* _Set exercise_
Transcribe each of the records below exactly, excluding all pictures.

[Data entries]
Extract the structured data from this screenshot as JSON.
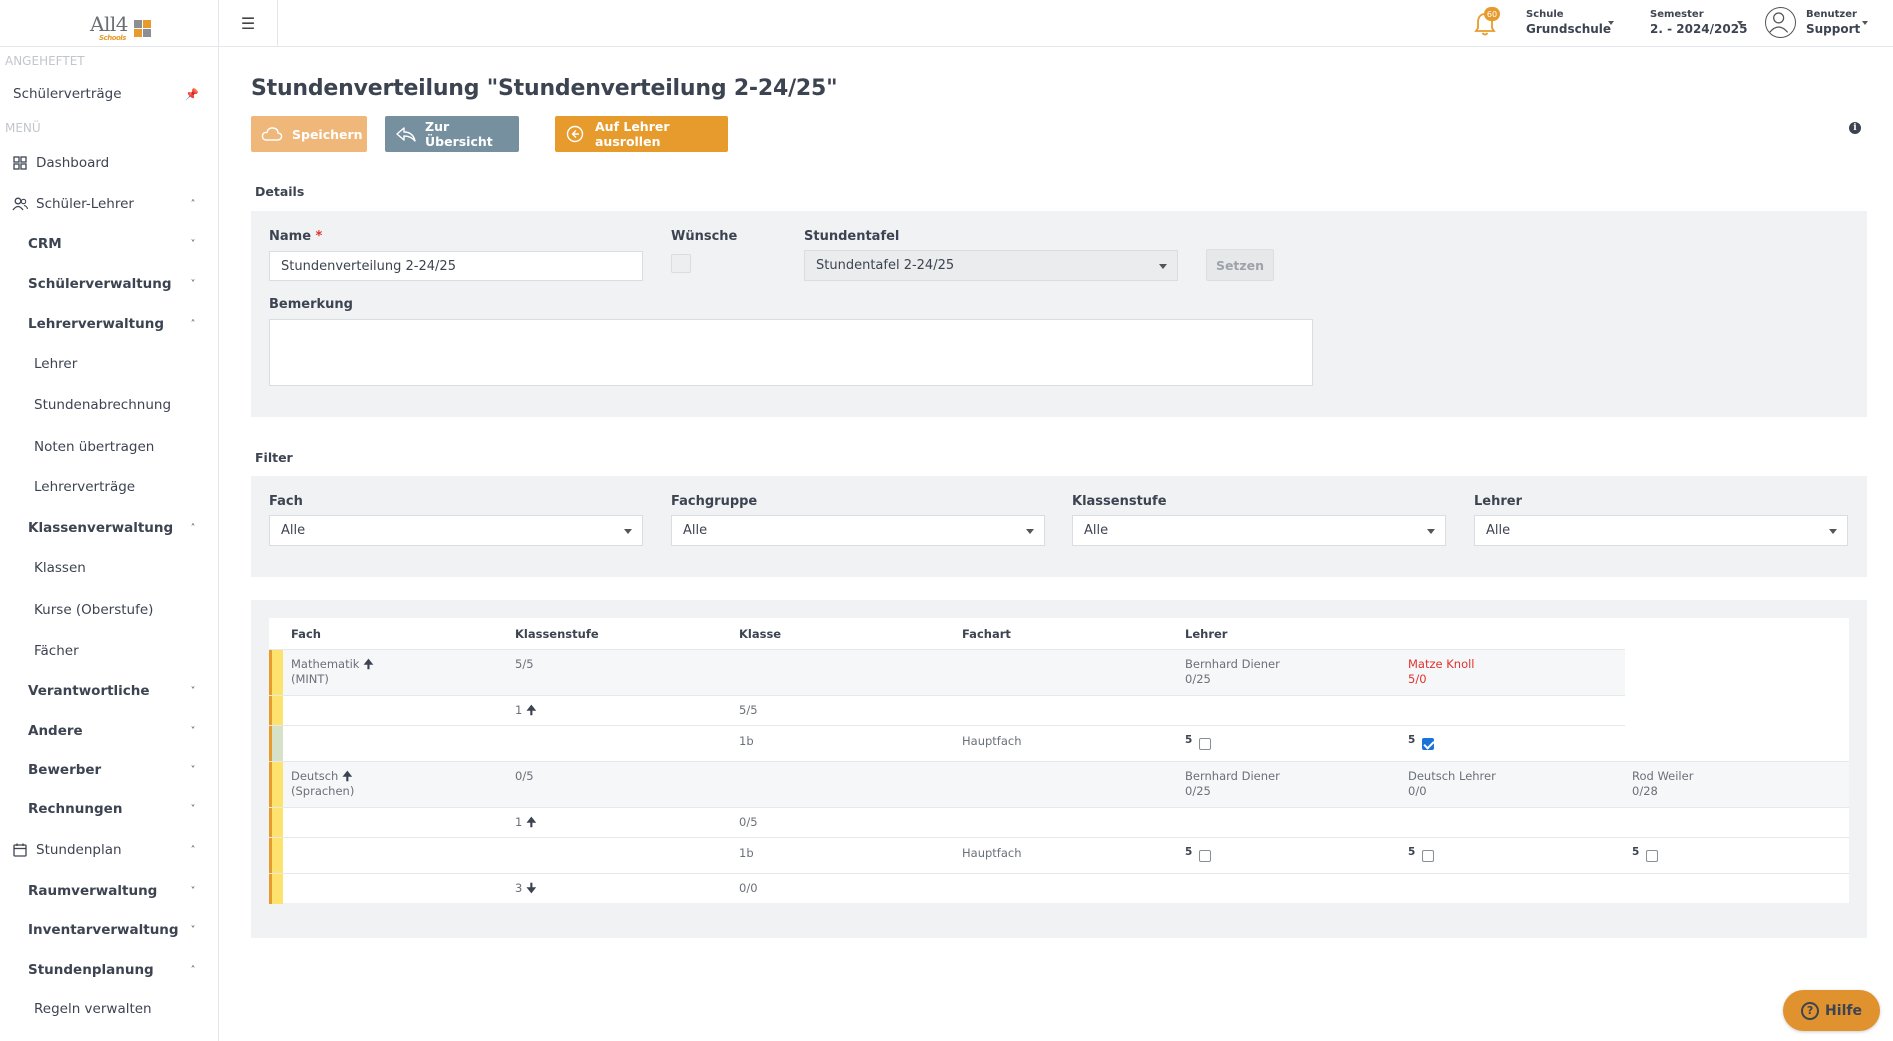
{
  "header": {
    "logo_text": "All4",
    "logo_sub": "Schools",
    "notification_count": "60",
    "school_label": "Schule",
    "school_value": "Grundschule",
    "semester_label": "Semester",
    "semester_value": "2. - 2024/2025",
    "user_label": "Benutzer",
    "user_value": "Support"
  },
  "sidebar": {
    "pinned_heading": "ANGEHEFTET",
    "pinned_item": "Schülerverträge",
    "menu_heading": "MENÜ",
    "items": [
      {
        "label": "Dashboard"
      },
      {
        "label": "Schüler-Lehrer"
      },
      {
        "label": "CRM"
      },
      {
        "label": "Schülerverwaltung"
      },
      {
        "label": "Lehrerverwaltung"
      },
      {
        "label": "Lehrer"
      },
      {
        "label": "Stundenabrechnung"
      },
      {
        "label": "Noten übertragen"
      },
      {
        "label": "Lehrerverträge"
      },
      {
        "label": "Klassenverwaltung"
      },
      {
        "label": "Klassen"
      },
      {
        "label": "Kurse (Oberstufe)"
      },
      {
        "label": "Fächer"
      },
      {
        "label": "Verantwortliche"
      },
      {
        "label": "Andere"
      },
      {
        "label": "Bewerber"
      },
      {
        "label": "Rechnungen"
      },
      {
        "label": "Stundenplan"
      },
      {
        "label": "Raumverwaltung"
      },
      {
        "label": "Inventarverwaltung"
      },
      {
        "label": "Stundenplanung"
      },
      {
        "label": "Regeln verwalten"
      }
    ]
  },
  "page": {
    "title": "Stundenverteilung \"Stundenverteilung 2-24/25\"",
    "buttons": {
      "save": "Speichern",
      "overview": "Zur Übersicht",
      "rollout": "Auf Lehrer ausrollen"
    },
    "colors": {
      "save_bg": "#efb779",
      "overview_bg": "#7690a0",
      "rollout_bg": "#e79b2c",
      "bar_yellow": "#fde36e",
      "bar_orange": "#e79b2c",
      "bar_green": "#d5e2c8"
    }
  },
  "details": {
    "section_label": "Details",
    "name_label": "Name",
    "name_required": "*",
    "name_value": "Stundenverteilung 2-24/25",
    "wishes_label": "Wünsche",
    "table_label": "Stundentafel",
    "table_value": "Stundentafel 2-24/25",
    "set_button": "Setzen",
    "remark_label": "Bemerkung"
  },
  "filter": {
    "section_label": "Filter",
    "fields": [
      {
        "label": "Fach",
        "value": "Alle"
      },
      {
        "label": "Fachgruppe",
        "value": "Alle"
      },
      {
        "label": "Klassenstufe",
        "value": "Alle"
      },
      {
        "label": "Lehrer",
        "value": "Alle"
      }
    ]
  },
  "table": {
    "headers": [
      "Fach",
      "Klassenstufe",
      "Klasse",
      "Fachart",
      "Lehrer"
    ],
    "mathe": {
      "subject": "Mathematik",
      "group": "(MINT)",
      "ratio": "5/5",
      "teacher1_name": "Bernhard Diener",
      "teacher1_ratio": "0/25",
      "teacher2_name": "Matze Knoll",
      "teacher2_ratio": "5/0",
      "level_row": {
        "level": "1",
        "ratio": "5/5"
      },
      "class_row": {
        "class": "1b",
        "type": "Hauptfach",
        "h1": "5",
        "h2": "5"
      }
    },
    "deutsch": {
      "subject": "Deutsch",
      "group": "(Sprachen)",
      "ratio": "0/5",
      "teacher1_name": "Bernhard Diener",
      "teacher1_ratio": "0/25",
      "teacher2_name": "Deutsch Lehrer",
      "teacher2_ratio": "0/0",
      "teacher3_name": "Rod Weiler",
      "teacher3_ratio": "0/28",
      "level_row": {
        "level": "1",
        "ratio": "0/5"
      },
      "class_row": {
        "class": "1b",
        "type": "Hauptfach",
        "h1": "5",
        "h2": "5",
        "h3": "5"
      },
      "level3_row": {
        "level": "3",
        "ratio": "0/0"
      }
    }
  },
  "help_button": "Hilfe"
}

* _Response_
Extract the structured data from this screenshot as JSON.
{
  "header": {
    "logo_text": "All4",
    "logo_sub": "Schools",
    "notification_count": "60",
    "school_label": "Schule",
    "school_value": "Grundschule",
    "semester_label": "Semester",
    "semester_value": "2. - 2024/2025",
    "user_label": "Benutzer",
    "user_value": "Support"
  },
  "sidebar": {
    "pinned_heading": "ANGEHEFTET",
    "pinned_item": "Schülerverträge",
    "menu_heading": "MENÜ",
    "items": [
      {
        "label": "Dashboard"
      },
      {
        "label": "Schüler-Lehrer"
      },
      {
        "label": "CRM"
      },
      {
        "label": "Schülerverwaltung"
      },
      {
        "label": "Lehrerverwaltung"
      },
      {
        "label": "Lehrer"
      },
      {
        "label": "Stundenabrechnung"
      },
      {
        "label": "Noten übertragen"
      },
      {
        "label": "Lehrerverträge"
      },
      {
        "label": "Klassenverwaltung"
      },
      {
        "label": "Klassen"
      },
      {
        "label": "Kurse (Oberstufe)"
      },
      {
        "label": "Fächer"
      },
      {
        "label": "Verantwortliche"
      },
      {
        "label": "Andere"
      },
      {
        "label": "Bewerber"
      },
      {
        "label": "Rechnungen"
      },
      {
        "label": "Stundenplan"
      },
      {
        "label": "Raumverwaltung"
      },
      {
        "label": "Inventarverwaltung"
      },
      {
        "label": "Stundenplanung"
      },
      {
        "label": "Regeln verwalten"
      }
    ]
  },
  "page": {
    "title": "Stundenverteilung \"Stundenverteilung 2-24/25\"",
    "buttons": {
      "save": "Speichern",
      "overview": "Zur Übersicht",
      "rollout": "Auf Lehrer ausrollen"
    },
    "colors": {
      "save_bg": "#efb779",
      "overview_bg": "#7690a0",
      "rollout_bg": "#e79b2c",
      "bar_yellow": "#fde36e",
      "bar_orange": "#e79b2c",
      "bar_green": "#d5e2c8"
    }
  },
  "details": {
    "section_label": "Details",
    "name_label": "Name",
    "name_required": "*",
    "name_value": "Stundenverteilung 2-24/25",
    "wishes_label": "Wünsche",
    "table_label": "Stundentafel",
    "table_value": "Stundentafel 2-24/25",
    "set_button": "Setzen",
    "remark_label": "Bemerkung"
  },
  "filter": {
    "section_label": "Filter",
    "fields": [
      {
        "label": "Fach",
        "value": "Alle"
      },
      {
        "label": "Fachgruppe",
        "value": "Alle"
      },
      {
        "label": "Klassenstufe",
        "value": "Alle"
      },
      {
        "label": "Lehrer",
        "value": "Alle"
      }
    ]
  },
  "table": {
    "headers": [
      "Fach",
      "Klassenstufe",
      "Klasse",
      "Fachart",
      "Lehrer"
    ],
    "mathe": {
      "subject": "Mathematik",
      "group": "(MINT)",
      "ratio": "5/5",
      "teacher1_name": "Bernhard Diener",
      "teacher1_ratio": "0/25",
      "teacher2_name": "Matze Knoll",
      "teacher2_ratio": "5/0",
      "level_row": {
        "level": "1",
        "ratio": "5/5"
      },
      "class_row": {
        "class": "1b",
        "type": "Hauptfach",
        "h1": "5",
        "h2": "5"
      }
    },
    "deutsch": {
      "subject": "Deutsch",
      "group": "(Sprachen)",
      "ratio": "0/5",
      "teacher1_name": "Bernhard Diener",
      "teacher1_ratio": "0/25",
      "teacher2_name": "Deutsch Lehrer",
      "teacher2_ratio": "0/0",
      "teacher3_name": "Rod Weiler",
      "teacher3_ratio": "0/28",
      "level_row": {
        "level": "1",
        "ratio": "0/5"
      },
      "class_row": {
        "class": "1b",
        "type": "Hauptfach",
        "h1": "5",
        "h2": "5",
        "h3": "5"
      },
      "level3_row": {
        "level": "3",
        "ratio": "0/0"
      }
    }
  },
  "help_button": "Hilfe"
}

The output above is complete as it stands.